(Voci di dati)
== == ==

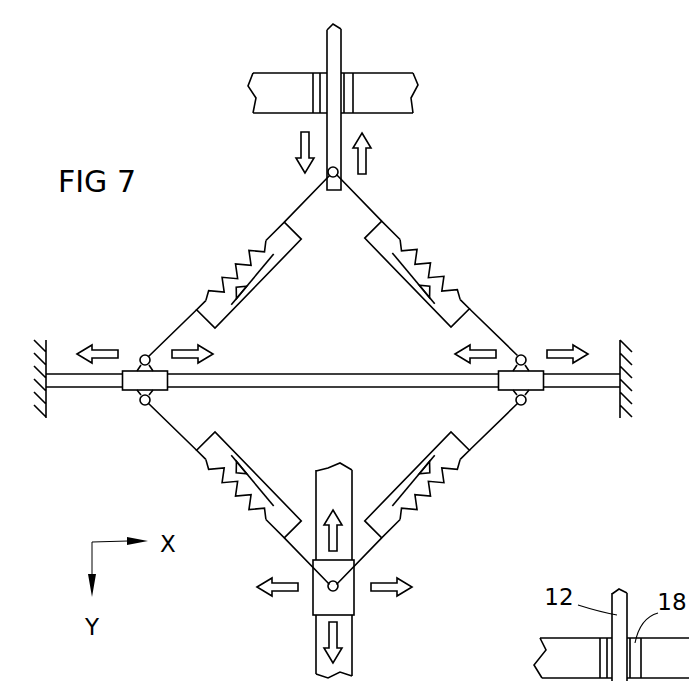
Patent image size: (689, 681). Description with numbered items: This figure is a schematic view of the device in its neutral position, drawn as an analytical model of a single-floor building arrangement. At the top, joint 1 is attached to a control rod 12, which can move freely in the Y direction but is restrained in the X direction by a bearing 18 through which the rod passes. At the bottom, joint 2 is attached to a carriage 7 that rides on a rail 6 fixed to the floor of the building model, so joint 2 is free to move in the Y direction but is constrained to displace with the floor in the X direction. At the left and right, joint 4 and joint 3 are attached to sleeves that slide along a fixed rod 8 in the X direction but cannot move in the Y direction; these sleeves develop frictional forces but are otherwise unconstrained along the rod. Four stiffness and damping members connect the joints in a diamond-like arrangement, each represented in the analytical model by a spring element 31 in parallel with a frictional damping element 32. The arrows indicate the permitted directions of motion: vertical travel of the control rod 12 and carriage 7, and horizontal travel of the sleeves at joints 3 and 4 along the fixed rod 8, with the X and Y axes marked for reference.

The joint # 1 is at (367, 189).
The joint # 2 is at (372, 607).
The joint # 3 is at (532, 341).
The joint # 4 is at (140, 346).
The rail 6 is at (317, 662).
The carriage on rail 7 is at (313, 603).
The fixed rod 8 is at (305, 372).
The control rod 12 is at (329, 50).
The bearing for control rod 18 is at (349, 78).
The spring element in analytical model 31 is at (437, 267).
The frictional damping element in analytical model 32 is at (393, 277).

== == ==

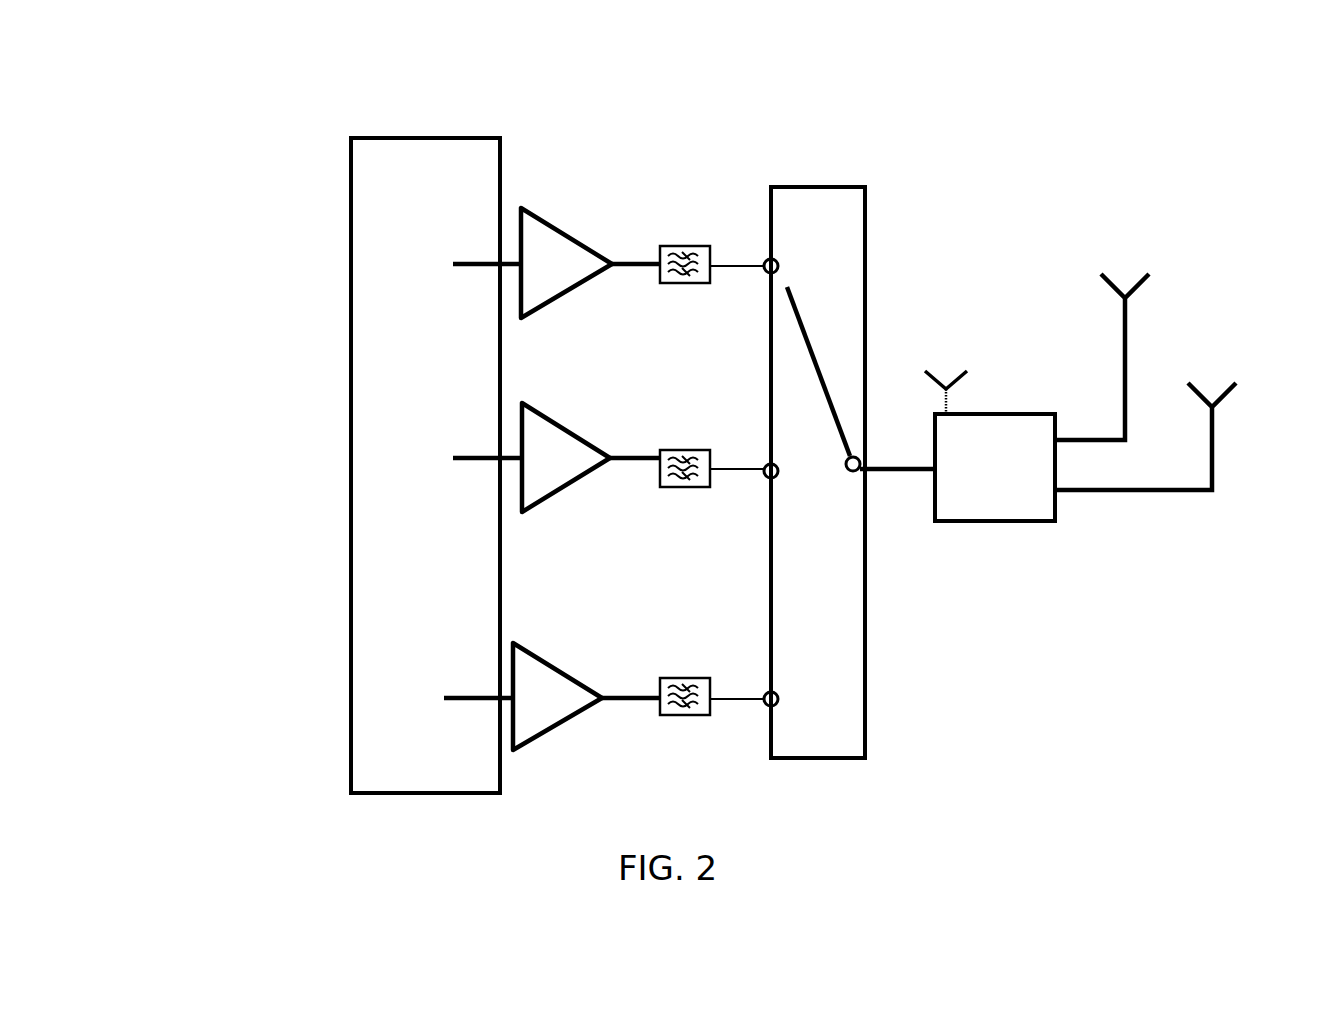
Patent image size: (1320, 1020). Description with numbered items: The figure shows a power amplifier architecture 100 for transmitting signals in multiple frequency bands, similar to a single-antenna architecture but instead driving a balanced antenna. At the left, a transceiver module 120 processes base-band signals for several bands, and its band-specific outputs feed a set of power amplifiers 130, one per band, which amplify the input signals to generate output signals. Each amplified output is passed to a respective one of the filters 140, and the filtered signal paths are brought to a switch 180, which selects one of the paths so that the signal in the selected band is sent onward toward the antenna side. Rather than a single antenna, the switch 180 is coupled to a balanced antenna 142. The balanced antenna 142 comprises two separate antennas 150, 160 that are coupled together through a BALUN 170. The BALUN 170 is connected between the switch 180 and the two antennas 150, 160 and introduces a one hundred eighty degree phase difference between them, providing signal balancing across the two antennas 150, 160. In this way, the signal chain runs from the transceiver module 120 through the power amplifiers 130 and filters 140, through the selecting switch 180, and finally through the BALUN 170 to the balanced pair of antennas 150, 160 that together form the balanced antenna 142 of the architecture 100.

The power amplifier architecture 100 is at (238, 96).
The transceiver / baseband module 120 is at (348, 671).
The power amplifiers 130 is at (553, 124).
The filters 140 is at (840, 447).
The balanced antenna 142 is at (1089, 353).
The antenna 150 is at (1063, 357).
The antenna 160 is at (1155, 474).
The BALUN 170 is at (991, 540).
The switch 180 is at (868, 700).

== == ==

Ricopia senza alcuna modifica le righe degli elementi sopra, partendo dalla riga che contiene "Patent image size: (1320, 1020)." e proseguendo fino alla riga che contiene "The switch 180 is at (868, 700).", entrambe comprese.

Risposta
Patent image size: (1320, 1020). Description with numbered items: The figure shows a power amplifier architecture 100 for transmitting signals in multiple frequency bands, similar to a single-antenna architecture but instead driving a balanced antenna. At the left, a transceiver module 120 processes base-band signals for several bands, and its band-specific outputs feed a set of power amplifiers 130, one per band, which amplify the input signals to generate output signals. Each amplified output is passed to a respective one of the filters 140, and the filtered signal paths are brought to a switch 180, which selects one of the paths so that the signal in the selected band is sent onward toward the antenna side. Rather than a single antenna, the switch 180 is coupled to a balanced antenna 142. The balanced antenna 142 comprises two separate antennas 150, 160 that are coupled together through a BALUN 170. The BALUN 170 is connected between the switch 180 and the two antennas 150, 160 and introduces a one hundred eighty degree phase difference between them, providing signal balancing across the two antennas 150, 160. In this way, the signal chain runs from the transceiver module 120 through the power amplifiers 130 and filters 140, through the selecting switch 180, and finally through the BALUN 170 to the balanced pair of antennas 150, 160 that together form the balanced antenna 142 of the architecture 100.

The power amplifier architecture 100 is at (238, 96).
The transceiver / baseband module 120 is at (348, 671).
The power amplifiers 130 is at (553, 124).
The filters 140 is at (840, 447).
The balanced antenna 142 is at (1089, 353).
The antenna 150 is at (1063, 357).
The antenna 160 is at (1155, 474).
The BALUN 170 is at (991, 540).
The switch 180 is at (868, 700).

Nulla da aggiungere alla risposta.